>> begin Article
Nitrate leaching from vegetable production along the Central Coast is under greater scrutiny and is the subject of proposed regulations by the Regional Water Quality Control Board (RWQCB). The regulations as written have stipulated that leachate from agricultural lands should not exceed the public health limits for nitrate in drinking water of 10 ppm nitrate-nitrogen.
To date there has been little information developed on the quantities of nitrate contained in leachate from lettuce production. In 2009 we conducted a nitrogen fertilizer trial in which we applied 10, 75, 150, 225 and 300 lbs of N/A and water was applied at 116% of evapotranspiration. In order to measure leachate from the plots, suction lysimeters were installed to a depth of 2 feet deep in the soil (photo 1). During each irrigation, suction in the lysimeters was maintained at 20-25 centibars which was assumed to be the leachable fraction of soil water. After each irrigation, leachate was collected and analyzed for nitrate concentration.
>> end Article
### [Directives]
A) In the text on nitrate leaching from lettuce production, rewrite the passage from "To date there" up to and including "for nitrate concentration.", changing "leachate" to "drainage water".
B) According to the text on nitrate leaching from lettuce production, why was suction in the lysimeters held at 20-25 centibars during each irrigation?
>> begin Listed records
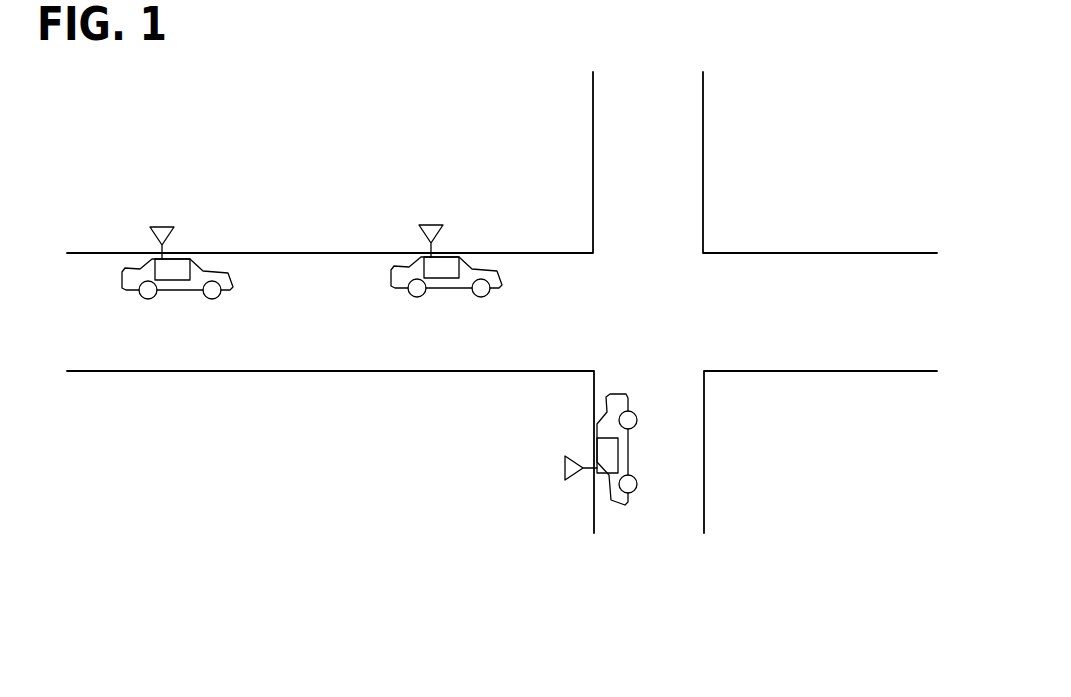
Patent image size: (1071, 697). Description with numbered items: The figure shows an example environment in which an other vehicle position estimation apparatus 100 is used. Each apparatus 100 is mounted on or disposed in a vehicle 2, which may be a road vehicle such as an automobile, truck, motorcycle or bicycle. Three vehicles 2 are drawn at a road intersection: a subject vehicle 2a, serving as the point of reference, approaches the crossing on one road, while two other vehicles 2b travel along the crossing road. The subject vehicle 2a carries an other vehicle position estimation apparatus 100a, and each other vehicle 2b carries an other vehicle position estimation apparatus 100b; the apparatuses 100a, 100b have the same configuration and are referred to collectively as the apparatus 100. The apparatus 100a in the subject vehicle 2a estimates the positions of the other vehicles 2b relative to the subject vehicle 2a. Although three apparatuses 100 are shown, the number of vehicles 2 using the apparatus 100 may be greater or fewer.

The vehicle 2 is at (360, 376).
The subject vehicle 2a is at (602, 497).
The other vehicle 2b is at (132, 272).
The other vehicle position estimation apparatus 100 is at (386, 341).
The other vehicle position estimation apparatus of subject vehicle 100a is at (595, 443).
The other vehicle position estimation apparatus of other vehicle 100b is at (178, 258).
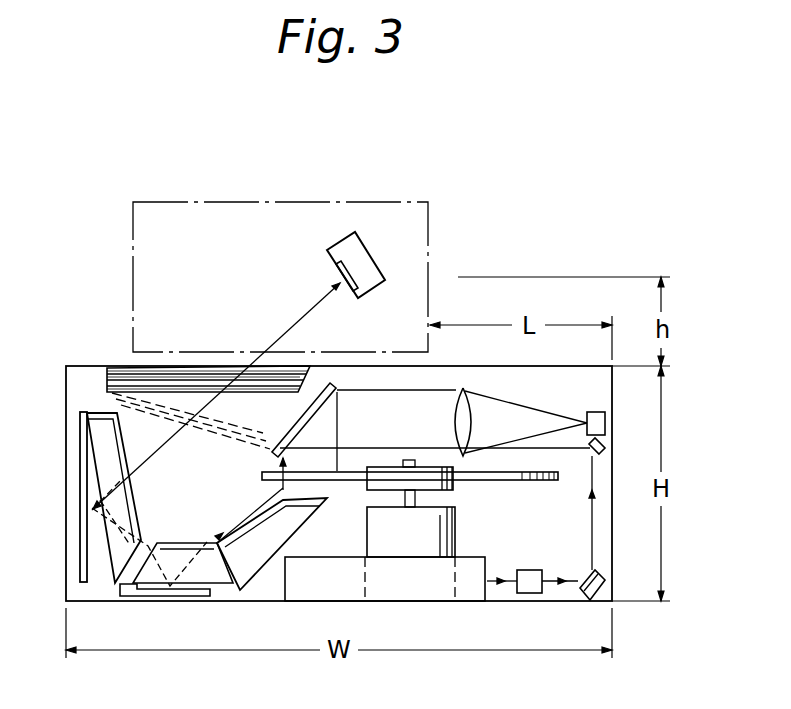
>> end Listed records
### [Answers given]
A)
To date there has been little information developed on the quantities of nitrate contained in drainage water from lettuce production. In 2009 we conducted a nitrogen fertilizer trial in which we applied 10, 75, 150, 225 and 300 lbs of N/A and water was applied at 116% of evapotranspiration. In order to measure drainage water from the plots, suction lysimeters were installed to a depth of 2 feet deep in the soil (photo 1). During each irrigation, suction in the lysimeters was maintained at 20-25 centibars which was assumed to be the leachable fraction of soil water. After each irrigation, drainage water was collected and analyzed for nitrate concentration.

B) That suction level was assumed to be the leachable fraction of soil water.